**Prompt:** Read the records and gather each line that includes "ylabel".

[Supplied material start]

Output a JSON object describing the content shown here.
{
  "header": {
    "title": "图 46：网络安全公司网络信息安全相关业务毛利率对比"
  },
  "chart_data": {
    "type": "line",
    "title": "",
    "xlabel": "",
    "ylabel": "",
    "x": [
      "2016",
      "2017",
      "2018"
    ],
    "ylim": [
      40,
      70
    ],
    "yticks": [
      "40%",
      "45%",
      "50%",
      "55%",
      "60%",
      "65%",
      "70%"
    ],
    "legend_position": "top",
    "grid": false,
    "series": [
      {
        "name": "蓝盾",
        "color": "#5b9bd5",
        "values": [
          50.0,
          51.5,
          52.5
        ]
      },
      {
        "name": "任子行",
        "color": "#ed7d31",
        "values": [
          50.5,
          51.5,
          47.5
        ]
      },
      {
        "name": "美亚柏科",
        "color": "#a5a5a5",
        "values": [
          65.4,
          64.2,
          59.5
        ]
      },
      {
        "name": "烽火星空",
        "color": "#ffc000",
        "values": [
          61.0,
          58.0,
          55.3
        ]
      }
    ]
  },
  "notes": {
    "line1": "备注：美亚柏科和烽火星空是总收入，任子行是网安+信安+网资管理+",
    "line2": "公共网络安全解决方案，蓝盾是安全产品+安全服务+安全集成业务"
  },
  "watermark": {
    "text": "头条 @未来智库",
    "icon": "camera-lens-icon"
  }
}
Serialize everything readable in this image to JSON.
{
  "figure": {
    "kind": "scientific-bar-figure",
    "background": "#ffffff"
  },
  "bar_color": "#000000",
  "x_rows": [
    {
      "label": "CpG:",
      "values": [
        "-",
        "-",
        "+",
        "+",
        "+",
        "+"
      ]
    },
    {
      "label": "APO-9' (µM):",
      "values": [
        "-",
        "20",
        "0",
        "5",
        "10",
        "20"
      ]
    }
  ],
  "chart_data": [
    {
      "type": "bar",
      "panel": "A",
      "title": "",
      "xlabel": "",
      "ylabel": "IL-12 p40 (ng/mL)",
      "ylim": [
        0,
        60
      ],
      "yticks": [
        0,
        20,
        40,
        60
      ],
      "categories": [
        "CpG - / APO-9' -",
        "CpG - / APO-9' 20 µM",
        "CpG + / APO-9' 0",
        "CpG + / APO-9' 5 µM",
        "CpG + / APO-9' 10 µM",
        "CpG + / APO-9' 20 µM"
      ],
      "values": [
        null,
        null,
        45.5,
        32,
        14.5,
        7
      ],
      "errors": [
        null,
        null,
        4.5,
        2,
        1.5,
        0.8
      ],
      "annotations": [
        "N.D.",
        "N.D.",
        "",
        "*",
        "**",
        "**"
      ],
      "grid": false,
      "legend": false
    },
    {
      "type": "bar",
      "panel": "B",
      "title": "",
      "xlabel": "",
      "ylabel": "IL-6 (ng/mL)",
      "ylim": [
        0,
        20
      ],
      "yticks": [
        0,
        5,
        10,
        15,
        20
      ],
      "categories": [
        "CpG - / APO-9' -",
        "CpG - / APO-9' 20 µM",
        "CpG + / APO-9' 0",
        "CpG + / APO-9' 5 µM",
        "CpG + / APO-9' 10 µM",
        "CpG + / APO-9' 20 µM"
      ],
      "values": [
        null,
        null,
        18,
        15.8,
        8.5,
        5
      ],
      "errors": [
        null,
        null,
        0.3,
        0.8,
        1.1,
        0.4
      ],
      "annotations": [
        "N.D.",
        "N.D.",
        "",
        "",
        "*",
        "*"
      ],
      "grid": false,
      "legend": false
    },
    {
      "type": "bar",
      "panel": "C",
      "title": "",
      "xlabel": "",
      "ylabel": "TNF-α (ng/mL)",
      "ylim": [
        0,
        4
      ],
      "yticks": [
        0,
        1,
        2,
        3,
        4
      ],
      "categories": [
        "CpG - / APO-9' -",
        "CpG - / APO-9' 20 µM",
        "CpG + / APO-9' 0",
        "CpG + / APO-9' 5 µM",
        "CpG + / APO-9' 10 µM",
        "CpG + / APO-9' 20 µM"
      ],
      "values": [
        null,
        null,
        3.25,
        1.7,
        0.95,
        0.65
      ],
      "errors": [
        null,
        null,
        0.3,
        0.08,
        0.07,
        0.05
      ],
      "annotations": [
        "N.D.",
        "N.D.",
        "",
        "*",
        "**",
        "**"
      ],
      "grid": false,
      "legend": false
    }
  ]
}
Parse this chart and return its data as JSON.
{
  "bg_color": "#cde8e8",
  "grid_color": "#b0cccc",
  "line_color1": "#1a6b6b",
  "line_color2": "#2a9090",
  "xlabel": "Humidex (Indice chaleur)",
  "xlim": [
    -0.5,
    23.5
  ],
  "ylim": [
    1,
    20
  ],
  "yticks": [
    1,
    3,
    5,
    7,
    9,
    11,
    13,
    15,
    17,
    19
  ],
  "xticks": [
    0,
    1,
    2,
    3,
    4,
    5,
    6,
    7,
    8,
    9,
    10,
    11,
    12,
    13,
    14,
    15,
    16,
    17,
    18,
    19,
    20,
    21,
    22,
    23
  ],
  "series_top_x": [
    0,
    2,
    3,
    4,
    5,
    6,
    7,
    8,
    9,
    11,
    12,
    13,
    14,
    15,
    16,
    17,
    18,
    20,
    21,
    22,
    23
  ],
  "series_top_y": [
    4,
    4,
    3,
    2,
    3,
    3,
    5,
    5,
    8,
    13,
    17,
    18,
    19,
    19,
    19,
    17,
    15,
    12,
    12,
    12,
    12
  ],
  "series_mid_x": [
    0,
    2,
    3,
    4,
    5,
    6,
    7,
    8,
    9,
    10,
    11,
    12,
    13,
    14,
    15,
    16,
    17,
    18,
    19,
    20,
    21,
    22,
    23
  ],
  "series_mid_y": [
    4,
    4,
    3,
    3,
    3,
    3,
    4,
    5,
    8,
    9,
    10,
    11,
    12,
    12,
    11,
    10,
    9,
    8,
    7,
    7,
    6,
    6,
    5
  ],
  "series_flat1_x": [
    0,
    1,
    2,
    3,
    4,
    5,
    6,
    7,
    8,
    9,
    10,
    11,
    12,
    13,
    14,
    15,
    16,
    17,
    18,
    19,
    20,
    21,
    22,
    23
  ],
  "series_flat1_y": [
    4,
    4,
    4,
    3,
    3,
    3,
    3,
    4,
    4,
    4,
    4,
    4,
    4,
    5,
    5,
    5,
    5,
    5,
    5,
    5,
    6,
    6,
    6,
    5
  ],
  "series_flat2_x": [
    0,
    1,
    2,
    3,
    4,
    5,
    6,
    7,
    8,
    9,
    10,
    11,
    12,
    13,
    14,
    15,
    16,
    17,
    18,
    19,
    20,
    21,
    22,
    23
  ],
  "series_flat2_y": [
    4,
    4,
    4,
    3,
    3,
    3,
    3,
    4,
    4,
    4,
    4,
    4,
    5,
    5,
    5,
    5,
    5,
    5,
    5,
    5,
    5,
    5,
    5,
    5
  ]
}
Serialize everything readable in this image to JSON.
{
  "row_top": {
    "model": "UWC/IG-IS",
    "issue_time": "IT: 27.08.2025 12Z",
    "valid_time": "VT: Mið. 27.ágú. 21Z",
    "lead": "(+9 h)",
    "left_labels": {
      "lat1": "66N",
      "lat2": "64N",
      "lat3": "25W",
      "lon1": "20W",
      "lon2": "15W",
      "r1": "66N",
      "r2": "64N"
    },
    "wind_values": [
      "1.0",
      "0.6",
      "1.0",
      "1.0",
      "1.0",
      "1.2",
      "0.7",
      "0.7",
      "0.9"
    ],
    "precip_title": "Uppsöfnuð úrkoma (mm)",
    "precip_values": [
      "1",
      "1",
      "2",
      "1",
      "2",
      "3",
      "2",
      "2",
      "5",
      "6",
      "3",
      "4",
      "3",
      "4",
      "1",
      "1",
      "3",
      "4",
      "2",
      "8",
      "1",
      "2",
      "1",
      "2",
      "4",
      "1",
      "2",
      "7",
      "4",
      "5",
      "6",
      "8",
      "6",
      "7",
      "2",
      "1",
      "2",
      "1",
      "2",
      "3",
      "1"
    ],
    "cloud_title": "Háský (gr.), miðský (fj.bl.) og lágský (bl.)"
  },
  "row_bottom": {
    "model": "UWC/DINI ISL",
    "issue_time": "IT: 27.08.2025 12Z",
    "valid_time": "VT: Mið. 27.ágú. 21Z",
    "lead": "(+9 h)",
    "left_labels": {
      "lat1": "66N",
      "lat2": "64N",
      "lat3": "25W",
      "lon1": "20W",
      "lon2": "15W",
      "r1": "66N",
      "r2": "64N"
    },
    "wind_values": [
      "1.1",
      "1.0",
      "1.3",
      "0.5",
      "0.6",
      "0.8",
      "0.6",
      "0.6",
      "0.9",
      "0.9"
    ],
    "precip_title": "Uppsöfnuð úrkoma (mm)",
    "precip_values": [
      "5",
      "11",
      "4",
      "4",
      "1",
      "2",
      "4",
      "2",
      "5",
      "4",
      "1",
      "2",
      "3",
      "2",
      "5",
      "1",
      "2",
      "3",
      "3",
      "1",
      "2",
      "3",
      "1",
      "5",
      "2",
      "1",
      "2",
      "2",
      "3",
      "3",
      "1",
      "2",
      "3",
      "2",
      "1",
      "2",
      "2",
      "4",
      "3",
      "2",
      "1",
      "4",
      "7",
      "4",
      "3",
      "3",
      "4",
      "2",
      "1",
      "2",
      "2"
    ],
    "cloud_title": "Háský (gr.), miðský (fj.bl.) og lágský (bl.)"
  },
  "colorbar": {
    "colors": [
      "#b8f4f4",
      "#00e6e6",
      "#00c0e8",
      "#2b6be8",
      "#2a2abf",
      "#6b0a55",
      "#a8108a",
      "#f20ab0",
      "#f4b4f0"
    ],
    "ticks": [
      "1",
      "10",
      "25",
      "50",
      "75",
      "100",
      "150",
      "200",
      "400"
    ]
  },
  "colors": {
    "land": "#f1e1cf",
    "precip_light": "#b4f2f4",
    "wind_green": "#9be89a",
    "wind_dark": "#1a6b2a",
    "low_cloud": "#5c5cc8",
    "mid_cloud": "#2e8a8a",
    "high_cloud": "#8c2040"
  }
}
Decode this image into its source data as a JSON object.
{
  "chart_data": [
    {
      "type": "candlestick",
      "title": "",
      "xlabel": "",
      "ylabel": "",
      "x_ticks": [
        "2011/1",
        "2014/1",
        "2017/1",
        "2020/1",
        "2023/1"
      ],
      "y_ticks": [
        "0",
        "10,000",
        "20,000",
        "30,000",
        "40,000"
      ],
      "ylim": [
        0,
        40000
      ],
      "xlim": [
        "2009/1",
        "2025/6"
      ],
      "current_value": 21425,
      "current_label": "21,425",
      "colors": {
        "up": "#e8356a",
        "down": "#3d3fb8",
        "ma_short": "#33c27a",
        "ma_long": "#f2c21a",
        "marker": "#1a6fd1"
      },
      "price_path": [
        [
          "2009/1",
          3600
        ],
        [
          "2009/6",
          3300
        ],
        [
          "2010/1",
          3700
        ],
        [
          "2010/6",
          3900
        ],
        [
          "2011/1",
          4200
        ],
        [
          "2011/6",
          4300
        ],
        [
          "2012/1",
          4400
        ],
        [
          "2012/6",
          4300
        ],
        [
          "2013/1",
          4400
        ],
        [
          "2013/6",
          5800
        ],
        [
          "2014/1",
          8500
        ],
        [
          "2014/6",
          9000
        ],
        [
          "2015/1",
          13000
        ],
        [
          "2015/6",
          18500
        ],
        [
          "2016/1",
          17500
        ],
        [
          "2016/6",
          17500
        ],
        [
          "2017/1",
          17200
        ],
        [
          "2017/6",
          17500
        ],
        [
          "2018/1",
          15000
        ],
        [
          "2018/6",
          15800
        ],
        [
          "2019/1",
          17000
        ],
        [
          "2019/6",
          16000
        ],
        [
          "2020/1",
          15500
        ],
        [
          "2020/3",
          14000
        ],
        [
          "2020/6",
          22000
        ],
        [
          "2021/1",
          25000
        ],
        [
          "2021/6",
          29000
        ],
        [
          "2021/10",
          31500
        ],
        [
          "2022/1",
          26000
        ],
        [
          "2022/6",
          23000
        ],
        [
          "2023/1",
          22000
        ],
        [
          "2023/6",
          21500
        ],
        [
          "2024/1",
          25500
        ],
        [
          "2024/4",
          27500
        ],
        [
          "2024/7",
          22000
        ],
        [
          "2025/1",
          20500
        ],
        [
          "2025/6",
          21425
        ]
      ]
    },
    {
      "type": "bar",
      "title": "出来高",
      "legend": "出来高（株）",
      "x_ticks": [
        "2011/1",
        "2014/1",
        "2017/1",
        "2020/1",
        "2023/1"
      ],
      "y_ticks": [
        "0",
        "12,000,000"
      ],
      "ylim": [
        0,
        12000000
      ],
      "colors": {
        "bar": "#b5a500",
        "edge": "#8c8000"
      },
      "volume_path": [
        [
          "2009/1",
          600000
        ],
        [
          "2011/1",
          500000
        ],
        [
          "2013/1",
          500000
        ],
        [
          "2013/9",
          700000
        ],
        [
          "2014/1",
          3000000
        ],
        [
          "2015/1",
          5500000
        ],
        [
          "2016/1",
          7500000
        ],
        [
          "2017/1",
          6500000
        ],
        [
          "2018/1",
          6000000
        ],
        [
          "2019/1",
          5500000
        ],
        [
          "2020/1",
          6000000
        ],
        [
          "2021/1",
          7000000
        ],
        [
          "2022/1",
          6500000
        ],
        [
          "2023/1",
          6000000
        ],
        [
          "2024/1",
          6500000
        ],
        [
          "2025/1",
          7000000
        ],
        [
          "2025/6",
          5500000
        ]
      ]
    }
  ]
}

[Supplied material end]

**Task result:**
    "ylabel": "",
      "ylabel": "IL-12 p40 (ng/mL)",
      "ylabel": "IL-6 (ng/mL)",
      "ylabel": "TNF-α (ng/mL)",
      "ylabel": "",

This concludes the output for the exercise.